# Requirement
Gather all lines from the material that contain "status".

# Provided data
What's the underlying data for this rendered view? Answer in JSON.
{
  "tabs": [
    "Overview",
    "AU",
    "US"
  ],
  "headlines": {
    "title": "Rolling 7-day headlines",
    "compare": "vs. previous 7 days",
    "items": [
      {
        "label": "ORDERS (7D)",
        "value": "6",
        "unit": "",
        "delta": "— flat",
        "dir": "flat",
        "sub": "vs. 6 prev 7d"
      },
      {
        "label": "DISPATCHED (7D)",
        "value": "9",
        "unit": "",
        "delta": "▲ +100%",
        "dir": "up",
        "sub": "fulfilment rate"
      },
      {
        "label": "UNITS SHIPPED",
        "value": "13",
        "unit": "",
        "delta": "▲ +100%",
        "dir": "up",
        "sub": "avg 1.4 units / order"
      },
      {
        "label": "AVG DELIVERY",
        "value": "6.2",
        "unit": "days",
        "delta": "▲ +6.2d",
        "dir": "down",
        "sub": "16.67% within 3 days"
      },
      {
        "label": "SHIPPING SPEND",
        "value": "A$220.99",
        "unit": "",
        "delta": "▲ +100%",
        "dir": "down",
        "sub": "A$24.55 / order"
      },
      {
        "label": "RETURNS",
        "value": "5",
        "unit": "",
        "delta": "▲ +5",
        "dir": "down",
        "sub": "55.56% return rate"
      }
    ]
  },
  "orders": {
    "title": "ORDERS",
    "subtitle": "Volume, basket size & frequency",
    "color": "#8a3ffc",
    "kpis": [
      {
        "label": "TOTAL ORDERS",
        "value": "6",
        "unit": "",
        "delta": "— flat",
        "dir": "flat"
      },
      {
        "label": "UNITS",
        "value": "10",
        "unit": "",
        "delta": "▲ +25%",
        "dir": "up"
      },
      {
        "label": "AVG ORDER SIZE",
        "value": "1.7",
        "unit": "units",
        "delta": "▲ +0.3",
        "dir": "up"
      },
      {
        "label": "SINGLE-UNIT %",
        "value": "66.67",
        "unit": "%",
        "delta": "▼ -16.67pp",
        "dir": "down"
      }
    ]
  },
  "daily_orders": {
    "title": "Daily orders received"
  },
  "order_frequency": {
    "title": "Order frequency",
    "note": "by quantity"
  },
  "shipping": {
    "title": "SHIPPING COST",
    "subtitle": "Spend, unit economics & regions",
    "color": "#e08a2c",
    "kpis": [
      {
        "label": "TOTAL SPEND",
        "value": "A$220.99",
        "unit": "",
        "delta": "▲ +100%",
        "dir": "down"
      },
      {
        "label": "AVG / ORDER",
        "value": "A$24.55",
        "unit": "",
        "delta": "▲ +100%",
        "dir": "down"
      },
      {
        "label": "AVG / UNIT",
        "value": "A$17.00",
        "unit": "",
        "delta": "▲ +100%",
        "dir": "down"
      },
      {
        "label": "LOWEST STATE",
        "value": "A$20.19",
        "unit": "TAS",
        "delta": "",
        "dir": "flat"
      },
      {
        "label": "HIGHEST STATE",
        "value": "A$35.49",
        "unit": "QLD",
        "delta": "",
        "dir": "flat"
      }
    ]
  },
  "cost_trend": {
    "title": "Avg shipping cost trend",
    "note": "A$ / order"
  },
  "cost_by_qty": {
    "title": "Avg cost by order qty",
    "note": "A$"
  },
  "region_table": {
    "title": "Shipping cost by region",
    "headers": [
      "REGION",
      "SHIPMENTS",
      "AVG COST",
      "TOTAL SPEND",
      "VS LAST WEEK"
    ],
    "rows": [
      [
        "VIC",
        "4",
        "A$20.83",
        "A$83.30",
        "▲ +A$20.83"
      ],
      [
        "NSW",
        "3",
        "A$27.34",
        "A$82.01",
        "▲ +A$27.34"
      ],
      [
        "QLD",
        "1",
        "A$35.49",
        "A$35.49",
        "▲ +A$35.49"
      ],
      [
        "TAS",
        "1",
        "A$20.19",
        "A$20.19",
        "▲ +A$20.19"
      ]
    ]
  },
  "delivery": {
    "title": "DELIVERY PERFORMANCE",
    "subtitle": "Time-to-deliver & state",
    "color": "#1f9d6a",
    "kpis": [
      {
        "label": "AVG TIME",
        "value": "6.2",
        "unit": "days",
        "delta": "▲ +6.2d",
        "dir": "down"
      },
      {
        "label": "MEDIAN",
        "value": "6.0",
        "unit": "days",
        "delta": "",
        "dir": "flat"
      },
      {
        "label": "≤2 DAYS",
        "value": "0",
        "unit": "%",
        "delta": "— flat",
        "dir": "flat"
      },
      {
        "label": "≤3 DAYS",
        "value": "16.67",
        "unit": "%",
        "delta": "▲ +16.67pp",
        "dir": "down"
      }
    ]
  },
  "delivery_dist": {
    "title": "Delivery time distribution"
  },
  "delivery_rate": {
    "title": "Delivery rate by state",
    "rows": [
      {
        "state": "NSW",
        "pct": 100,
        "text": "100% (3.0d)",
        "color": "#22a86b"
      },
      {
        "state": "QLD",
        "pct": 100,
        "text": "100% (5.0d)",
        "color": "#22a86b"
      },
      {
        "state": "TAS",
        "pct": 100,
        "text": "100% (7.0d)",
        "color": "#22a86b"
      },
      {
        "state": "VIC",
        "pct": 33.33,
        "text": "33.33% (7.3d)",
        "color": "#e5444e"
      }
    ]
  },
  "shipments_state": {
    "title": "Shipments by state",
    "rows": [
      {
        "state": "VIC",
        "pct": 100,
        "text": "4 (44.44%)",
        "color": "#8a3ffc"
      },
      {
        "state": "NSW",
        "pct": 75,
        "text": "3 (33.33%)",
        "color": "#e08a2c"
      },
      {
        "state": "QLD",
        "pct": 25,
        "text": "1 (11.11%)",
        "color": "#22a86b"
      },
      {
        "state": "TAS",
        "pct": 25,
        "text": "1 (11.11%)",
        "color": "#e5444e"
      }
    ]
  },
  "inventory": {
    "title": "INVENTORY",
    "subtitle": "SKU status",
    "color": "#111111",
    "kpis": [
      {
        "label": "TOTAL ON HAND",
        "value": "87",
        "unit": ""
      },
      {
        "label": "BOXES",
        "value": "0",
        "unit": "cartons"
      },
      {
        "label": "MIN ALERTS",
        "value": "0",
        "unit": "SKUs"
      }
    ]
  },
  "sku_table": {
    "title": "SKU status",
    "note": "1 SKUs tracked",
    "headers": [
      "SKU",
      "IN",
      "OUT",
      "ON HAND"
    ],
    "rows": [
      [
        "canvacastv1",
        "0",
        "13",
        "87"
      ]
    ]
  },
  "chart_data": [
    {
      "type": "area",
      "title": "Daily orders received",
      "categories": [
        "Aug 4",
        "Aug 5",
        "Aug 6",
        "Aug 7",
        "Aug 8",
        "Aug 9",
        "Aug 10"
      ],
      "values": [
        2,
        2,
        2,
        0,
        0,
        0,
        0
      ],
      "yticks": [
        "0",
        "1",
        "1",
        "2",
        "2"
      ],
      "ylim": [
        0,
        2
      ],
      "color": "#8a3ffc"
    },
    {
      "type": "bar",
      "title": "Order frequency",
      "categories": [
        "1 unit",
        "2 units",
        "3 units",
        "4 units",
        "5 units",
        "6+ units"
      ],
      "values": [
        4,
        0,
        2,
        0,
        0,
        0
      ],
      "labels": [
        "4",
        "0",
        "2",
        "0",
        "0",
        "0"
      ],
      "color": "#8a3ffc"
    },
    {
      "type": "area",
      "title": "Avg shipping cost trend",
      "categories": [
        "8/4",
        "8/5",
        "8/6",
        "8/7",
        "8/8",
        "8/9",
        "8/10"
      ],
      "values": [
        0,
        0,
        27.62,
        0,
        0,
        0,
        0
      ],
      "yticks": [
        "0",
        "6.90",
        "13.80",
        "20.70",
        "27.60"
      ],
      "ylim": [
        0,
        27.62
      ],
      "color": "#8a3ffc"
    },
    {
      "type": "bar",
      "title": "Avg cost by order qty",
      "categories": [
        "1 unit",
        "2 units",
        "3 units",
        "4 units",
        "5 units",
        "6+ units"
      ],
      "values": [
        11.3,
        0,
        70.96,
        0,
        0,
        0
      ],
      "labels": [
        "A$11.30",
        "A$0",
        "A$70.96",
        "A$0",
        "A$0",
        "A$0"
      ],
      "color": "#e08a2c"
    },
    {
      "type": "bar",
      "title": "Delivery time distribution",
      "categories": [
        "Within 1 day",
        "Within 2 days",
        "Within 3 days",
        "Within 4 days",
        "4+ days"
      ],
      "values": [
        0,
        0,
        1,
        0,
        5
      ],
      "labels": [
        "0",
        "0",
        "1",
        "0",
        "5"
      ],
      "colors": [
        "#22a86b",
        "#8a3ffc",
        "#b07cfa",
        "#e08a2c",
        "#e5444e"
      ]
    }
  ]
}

# Solved problem
    "subtitle": "SKU status",
    "title": "SKU status",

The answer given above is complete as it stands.